>> Start Material for this task
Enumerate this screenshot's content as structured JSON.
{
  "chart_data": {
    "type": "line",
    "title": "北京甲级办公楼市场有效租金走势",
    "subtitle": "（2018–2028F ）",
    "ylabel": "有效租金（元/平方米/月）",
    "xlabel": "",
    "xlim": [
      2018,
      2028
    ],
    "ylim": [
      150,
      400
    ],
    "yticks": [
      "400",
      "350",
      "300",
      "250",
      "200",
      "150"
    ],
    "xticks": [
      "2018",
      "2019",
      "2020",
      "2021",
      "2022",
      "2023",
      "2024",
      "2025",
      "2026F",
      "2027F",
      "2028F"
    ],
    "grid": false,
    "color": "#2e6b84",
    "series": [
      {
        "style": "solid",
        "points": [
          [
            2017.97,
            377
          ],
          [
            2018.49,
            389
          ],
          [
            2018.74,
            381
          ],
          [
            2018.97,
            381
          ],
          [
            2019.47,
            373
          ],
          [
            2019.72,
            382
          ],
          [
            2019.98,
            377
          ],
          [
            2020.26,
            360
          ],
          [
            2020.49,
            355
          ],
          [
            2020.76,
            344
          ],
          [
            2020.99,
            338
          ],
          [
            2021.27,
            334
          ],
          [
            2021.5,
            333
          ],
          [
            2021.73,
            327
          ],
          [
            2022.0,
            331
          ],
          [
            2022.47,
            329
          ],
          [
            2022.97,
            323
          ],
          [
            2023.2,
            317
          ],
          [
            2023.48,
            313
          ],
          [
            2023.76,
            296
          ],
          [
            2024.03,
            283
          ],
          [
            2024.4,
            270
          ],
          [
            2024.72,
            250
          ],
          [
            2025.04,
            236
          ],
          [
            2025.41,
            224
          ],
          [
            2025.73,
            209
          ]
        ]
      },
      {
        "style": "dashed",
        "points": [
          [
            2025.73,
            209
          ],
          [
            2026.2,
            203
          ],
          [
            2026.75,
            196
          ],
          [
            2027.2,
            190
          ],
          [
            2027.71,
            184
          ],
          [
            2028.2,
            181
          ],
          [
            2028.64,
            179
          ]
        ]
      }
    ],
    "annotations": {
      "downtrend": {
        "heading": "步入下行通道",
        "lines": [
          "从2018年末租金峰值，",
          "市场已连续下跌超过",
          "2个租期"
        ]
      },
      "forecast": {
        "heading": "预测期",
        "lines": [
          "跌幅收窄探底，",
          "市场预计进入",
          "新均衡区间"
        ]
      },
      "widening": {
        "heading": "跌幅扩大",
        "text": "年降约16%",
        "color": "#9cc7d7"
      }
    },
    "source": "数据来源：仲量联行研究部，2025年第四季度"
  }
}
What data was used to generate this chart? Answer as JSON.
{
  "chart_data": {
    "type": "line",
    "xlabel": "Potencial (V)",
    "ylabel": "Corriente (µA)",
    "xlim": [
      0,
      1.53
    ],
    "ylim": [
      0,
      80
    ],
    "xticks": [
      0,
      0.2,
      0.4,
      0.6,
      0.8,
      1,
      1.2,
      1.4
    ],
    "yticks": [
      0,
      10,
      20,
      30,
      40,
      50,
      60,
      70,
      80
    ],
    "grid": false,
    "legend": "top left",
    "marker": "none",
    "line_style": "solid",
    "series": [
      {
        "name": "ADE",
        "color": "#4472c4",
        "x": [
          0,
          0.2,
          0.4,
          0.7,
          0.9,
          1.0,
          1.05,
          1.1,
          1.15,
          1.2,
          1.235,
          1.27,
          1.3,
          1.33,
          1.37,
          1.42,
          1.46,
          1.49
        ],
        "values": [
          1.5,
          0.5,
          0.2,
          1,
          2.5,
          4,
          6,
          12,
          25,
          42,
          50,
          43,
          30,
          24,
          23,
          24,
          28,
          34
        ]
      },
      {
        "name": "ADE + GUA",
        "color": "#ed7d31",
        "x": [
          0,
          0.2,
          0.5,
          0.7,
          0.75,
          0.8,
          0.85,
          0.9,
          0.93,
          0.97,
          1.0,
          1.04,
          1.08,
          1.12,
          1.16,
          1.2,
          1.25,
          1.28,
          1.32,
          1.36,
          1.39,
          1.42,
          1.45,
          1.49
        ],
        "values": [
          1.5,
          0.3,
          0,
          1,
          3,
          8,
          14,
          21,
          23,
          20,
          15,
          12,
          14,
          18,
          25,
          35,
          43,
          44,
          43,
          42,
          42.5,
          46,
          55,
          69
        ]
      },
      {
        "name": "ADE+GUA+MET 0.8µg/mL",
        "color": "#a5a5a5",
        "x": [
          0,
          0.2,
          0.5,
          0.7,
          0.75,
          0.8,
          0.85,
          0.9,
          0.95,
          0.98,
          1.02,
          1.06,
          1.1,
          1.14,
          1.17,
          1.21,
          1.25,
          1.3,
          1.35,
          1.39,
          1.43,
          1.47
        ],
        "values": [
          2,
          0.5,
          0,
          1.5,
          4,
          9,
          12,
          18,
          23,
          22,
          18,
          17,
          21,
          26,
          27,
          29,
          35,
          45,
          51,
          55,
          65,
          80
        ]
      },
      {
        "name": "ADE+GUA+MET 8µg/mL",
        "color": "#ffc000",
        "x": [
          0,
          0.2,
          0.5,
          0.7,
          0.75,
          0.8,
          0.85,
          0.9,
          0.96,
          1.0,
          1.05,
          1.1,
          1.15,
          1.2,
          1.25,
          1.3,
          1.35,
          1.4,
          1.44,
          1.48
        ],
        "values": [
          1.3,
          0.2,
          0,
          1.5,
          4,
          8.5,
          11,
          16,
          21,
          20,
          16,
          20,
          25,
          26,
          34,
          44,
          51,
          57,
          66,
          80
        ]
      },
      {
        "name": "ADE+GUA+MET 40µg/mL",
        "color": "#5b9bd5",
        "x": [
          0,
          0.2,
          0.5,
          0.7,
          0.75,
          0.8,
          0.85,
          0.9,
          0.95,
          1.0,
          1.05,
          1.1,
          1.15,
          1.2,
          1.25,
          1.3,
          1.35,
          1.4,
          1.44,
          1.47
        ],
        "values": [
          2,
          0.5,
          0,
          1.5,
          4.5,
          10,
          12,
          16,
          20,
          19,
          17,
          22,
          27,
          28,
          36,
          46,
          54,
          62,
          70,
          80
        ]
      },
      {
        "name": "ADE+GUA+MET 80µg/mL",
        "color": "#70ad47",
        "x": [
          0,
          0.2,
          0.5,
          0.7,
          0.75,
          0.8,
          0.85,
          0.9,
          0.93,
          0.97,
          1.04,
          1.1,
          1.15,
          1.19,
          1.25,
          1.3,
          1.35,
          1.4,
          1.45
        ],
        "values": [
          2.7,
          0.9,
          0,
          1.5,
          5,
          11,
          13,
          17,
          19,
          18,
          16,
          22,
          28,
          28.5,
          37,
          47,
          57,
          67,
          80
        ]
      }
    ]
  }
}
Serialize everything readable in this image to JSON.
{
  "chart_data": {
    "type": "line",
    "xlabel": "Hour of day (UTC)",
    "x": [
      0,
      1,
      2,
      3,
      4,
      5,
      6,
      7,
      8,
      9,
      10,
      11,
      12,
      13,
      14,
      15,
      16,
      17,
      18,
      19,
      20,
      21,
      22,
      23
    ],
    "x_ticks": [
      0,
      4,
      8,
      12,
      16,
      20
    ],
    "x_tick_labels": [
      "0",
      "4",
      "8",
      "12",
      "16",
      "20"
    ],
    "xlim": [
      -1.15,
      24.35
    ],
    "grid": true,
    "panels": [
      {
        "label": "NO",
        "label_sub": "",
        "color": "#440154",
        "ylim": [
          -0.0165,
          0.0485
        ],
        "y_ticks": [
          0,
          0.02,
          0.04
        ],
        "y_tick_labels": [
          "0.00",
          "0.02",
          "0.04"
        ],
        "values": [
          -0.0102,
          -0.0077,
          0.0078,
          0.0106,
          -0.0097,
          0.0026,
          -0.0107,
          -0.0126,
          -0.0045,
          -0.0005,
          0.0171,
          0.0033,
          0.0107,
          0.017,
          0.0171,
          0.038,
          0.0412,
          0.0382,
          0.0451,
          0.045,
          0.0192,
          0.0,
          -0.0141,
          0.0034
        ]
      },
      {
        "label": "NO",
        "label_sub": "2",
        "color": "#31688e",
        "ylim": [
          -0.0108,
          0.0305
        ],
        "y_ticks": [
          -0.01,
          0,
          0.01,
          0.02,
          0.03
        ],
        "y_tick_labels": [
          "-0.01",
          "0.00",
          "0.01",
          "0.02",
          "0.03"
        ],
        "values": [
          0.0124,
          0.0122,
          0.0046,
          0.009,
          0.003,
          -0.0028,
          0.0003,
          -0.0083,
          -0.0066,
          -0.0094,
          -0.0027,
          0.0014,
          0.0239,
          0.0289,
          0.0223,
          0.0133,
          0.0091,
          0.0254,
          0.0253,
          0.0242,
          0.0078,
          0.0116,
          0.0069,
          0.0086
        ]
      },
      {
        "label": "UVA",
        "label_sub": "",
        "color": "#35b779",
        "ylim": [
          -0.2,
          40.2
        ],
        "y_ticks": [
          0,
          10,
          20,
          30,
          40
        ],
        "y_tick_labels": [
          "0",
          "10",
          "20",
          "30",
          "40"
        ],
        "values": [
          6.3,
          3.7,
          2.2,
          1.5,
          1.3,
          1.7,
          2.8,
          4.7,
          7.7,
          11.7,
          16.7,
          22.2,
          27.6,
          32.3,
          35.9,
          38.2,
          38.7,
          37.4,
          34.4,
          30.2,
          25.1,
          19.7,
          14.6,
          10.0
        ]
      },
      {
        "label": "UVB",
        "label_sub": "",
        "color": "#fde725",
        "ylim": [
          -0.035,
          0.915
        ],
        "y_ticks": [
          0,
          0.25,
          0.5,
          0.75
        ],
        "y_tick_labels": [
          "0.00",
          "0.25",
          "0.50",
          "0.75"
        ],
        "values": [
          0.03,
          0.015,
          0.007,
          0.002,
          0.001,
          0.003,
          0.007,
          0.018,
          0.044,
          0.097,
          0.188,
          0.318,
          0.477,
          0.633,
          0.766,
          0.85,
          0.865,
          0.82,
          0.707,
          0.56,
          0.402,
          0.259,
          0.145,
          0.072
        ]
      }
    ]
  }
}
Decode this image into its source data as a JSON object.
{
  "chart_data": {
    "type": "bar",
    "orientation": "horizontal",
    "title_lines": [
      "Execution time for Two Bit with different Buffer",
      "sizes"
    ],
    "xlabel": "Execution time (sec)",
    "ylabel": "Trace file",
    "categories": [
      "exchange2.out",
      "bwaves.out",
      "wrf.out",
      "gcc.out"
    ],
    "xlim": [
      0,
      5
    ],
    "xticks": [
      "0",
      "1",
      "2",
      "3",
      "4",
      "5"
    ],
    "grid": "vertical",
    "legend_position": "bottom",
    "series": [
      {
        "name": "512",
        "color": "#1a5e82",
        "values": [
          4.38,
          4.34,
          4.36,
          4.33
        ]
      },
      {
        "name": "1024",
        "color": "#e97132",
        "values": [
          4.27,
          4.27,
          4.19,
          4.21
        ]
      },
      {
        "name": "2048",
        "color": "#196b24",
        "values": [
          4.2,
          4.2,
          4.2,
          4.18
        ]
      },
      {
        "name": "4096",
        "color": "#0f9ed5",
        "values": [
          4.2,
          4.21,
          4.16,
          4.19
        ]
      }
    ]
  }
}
>> End Material for this task
Stated goal | Among the lines of the material, find those that hold the word "name" and copy them.

Task answer |
        "name": "ADE",
        "name": "ADE + GUA",
        "name": "ADE+GUA+MET 0.8µg/mL",
        "name": "ADE+GUA+MET 8µg/mL",
        "name": "ADE+GUA+MET 40µg/mL",
        "name": "ADE+GUA+MET 80µg/mL",
        "name": "512",
        "name": "1024",
        "name": "2048",
        "name": "4096",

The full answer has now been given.